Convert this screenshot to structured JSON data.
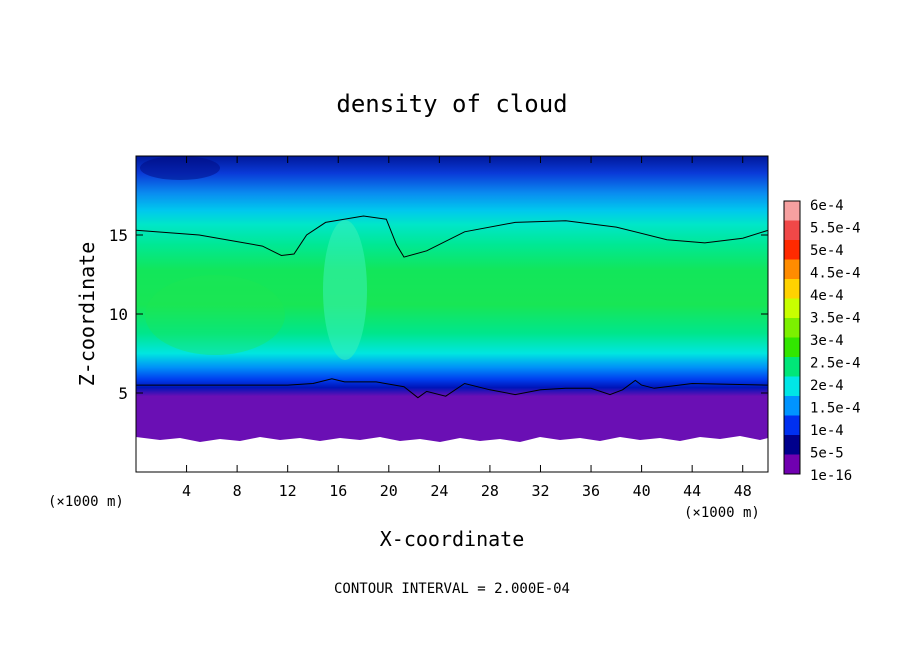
{
  "chart_data": {
    "type": "heatmap",
    "title": "density of cloud",
    "xlabel": "X-coordinate",
    "ylabel": "Z-coordinate",
    "x_unit": "(×1000 m)",
    "z_unit": "(×1000 m)",
    "footer": "CONTOUR INTERVAL = 2.000E-04",
    "xlim": [
      0,
      50
    ],
    "ylim": [
      0,
      20
    ],
    "x_ticks": [
      "4",
      "8",
      "12",
      "16",
      "20",
      "24",
      "28",
      "32",
      "36",
      "40",
      "44",
      "48"
    ],
    "y_ticks": [
      "5",
      "10",
      "15"
    ],
    "colorbar": {
      "labels": [
        "6e-4",
        "5.5e-4",
        "5e-4",
        "4.5e-4",
        "4e-4",
        "3.5e-4",
        "3e-4",
        "2.5e-4",
        "2e-4",
        "1.5e-4",
        "1e-4",
        "5e-5",
        "1e-16"
      ],
      "colors": [
        "#f6a0a0",
        "#f04848",
        "#ff2a00",
        "#ff8c00",
        "#ffd200",
        "#c8ff00",
        "#7cf000",
        "#32e600",
        "#00e678",
        "#00e6e6",
        "#0094ff",
        "#0030f0",
        "#00008c",
        "#7000b0"
      ]
    },
    "contours": [
      {
        "level": "2e-4",
        "path": [
          [
            0,
            15.3
          ],
          [
            5,
            15.0
          ],
          [
            10,
            14.3
          ],
          [
            11.5,
            13.7
          ],
          [
            12.5,
            13.8
          ],
          [
            13.5,
            15.0
          ],
          [
            15,
            15.8
          ],
          [
            18,
            16.2
          ],
          [
            19.8,
            16.0
          ],
          [
            20.6,
            14.4
          ],
          [
            21.2,
            13.6
          ],
          [
            23,
            14.0
          ],
          [
            26,
            15.2
          ],
          [
            30,
            15.8
          ],
          [
            34,
            15.9
          ],
          [
            38,
            15.5
          ],
          [
            42,
            14.7
          ],
          [
            45,
            14.5
          ],
          [
            48,
            14.8
          ],
          [
            50,
            15.3
          ]
        ]
      },
      {
        "level": "2e-4",
        "path": [
          [
            0,
            5.5
          ],
          [
            8,
            5.5
          ],
          [
            12,
            5.5
          ],
          [
            14,
            5.6
          ],
          [
            15.5,
            5.9
          ],
          [
            16.5,
            5.7
          ],
          [
            19,
            5.7
          ],
          [
            21.2,
            5.4
          ],
          [
            22.3,
            4.7
          ],
          [
            23,
            5.1
          ],
          [
            24.5,
            4.8
          ],
          [
            26,
            5.6
          ],
          [
            28,
            5.2
          ],
          [
            30,
            4.9
          ],
          [
            32,
            5.2
          ],
          [
            34,
            5.3
          ],
          [
            36,
            5.3
          ],
          [
            37.5,
            4.9
          ],
          [
            38.5,
            5.2
          ],
          [
            39.5,
            5.8
          ],
          [
            40,
            5.5
          ],
          [
            41,
            5.3
          ],
          [
            44,
            5.6
          ],
          [
            50,
            5.5
          ]
        ]
      }
    ]
  }
}
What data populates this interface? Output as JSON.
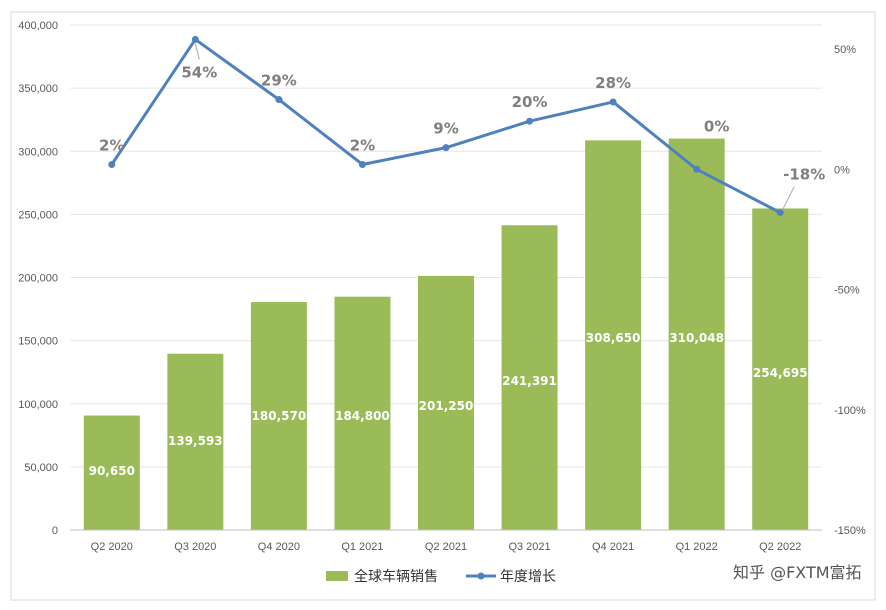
{
  "chart_data": {
    "type": "bar",
    "categories": [
      "Q2 2020",
      "Q3 2020",
      "Q4 2020",
      "Q1 2021",
      "Q2 2021",
      "Q3 2021",
      "Q4 2021",
      "Q1 2022",
      "Q2 2022"
    ],
    "series": [
      {
        "name": "全球车辆销售",
        "type": "bar",
        "axis": "left",
        "color": "#9bbb59",
        "values": [
          90650,
          139593,
          180570,
          184800,
          201250,
          241391,
          308650,
          310048,
          254695
        ],
        "labels": [
          "90,650",
          "139,593",
          "180,570",
          "184,800",
          "201,250",
          "241,391",
          "308,650",
          "310,048",
          "254,695"
        ]
      },
      {
        "name": "年度增长",
        "type": "line",
        "axis": "right",
        "color": "#4f81bd",
        "values": [
          2,
          54,
          29,
          2,
          9,
          20,
          28,
          0,
          -18
        ],
        "labels": [
          "2%",
          "54%",
          "29%",
          "2%",
          "9%",
          "20%",
          "28%",
          "0%",
          "-18%"
        ]
      }
    ],
    "y_left": {
      "range": [
        0,
        400000
      ],
      "ticks": [
        0,
        50000,
        100000,
        150000,
        200000,
        250000,
        300000,
        350000,
        400000
      ],
      "tick_labels": [
        "0",
        "50,000",
        "100,000",
        "150,000",
        "200,000",
        "250,000",
        "300,000",
        "350,000",
        "400,000"
      ]
    },
    "y_right": {
      "range": [
        -150,
        60
      ],
      "ticks": [
        50,
        0,
        -50,
        -100,
        -150
      ],
      "tick_labels": [
        "50%",
        "0%",
        "-50%",
        "-100%",
        "-150%"
      ]
    },
    "grid": true,
    "legend": "bottom-center"
  },
  "watermark": "知乎 @FXTM富拓"
}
★ ★ ★ ★
### WORK TO BE COMPLETED
Copy all lines of the listing above that contain the string "JSON".

### EXERCISE RESULT
Convert this screenshot to structured JSON data.
What data populates this interface? Output as JSON.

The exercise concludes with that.